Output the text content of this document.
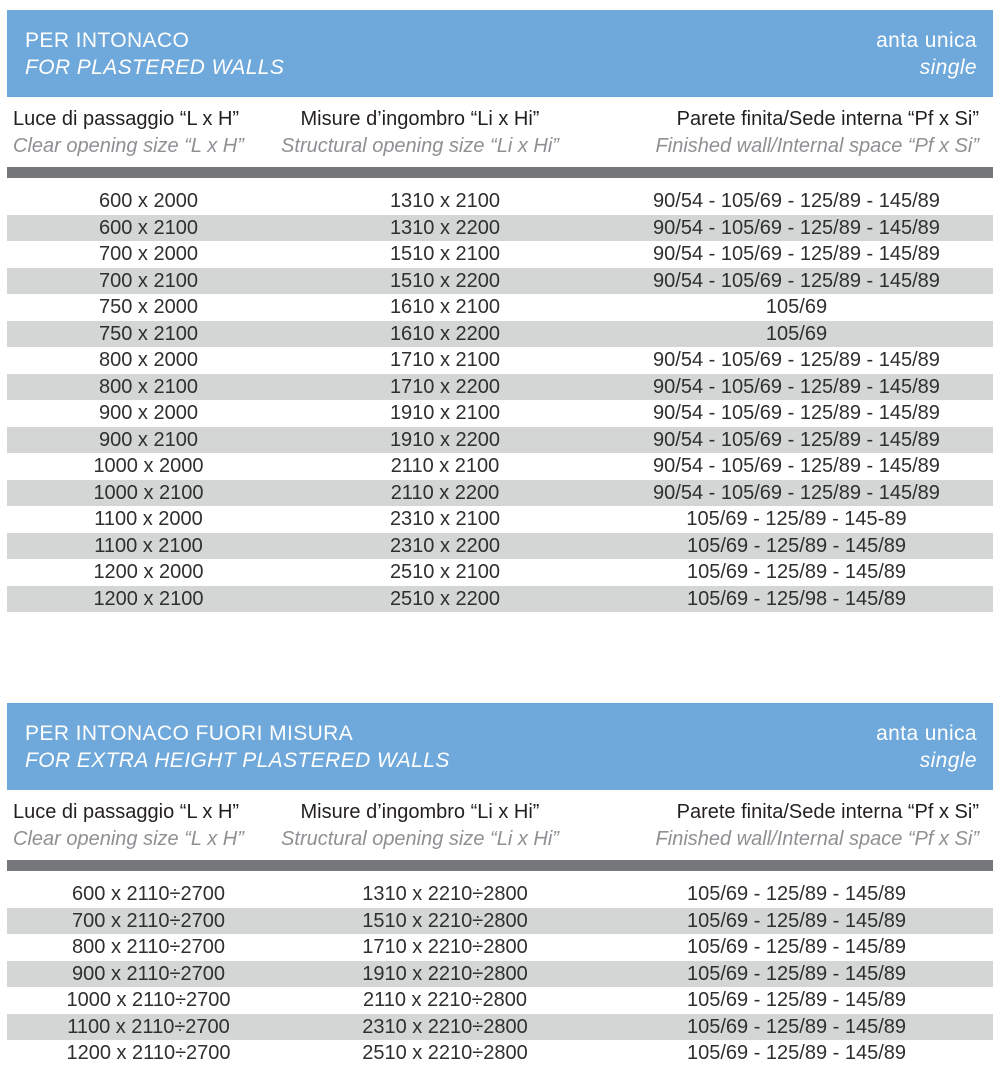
PER INTONACO
FOR PLASTERED WALLS
anta unica
single
Luce di passaggio “L x H”
Clear opening size “L x H”
Misure d’ingombro “Li x Hi”
Structural opening size “Li x Hi”
Parete finita/Sede interna “Pf x Si”
Finished wall/Internal space “Pf x Si”
600 x 2000	1310 x 2100	90/54 - 105/69 - 125/89 - 145/89
600 x 2100	1310 x 2200	90/54 - 105/69 - 125/89 - 145/89
700 x 2000	1510 x 2100	90/54 - 105/69 - 125/89 - 145/89
700 x 2100	1510 x 2200	90/54 - 105/69 - 125/89 - 145/89
750 x 2000	1610 x 2100	105/69
750 x 2100	1610 x 2200	105/69
800 x 2000	1710 x 2100	90/54 - 105/69 - 125/89 - 145/89
800 x 2100	1710 x 2200	90/54 - 105/69 - 125/89 - 145/89
900 x 2000	1910 x 2100	90/54 - 105/69 - 125/89 - 145/89
900 x 2100	1910 x 2200	90/54 - 105/69 - 125/89 - 145/89
1000 x 2000	2110 x 2100	90/54 - 105/69 - 125/89 - 145/89
1000 x 2100	2110 x 2200	90/54 - 105/69 - 125/89 - 145/89
1100 x 2000	2310 x 2100	105/69 - 125/89 - 145-89
1100 x 2100	2310 x 2200	105/69 - 125/89 - 145/89
1200 x 2000	2510 x 2100	105/69 - 125/89 - 145/89
1200 x 2100	2510 x 2200	105/69 - 125/98 - 145/89
PER INTONACO FUORI MISURA
FOR EXTRA HEIGHT PLASTERED WALLS
anta unica
single
Luce di passaggio “L x H”
Clear opening size “L x H”
Misure d’ingombro “Li x Hi”
Structural opening size “Li x Hi”
Parete finita/Sede interna “Pf x Si”
Finished wall/Internal space “Pf x Si”
600 x 2110÷2700	1310 x 2210÷2800	105/69 - 125/89 - 145/89
700 x 2110÷2700	1510 x 2210÷2800	105/69 - 125/89 - 145/89
800 x 2110÷2700	1710 x 2210÷2800	105/69 - 125/89 - 145/89
900 x 2110÷2700	1910 x 2210÷2800	105/69 - 125/89 - 145/89
1000 x 2110÷2700	2110 x 2210÷2800	105/69 - 125/89 - 145/89
1100 x 2110÷2700	2310 x 2210÷2800	105/69 - 125/89 - 145/89
1200 x 2110÷2700	2510 x 2210÷2800	105/69 - 125/89 - 145/89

__________________________________________________

> _Problem details_
Find the string "PLASTERED" in the listing and return every line that holds it.

> _Result below_
FOR PLASTERED WALLS
FOR EXTRA HEIGHT PLASTERED WALLS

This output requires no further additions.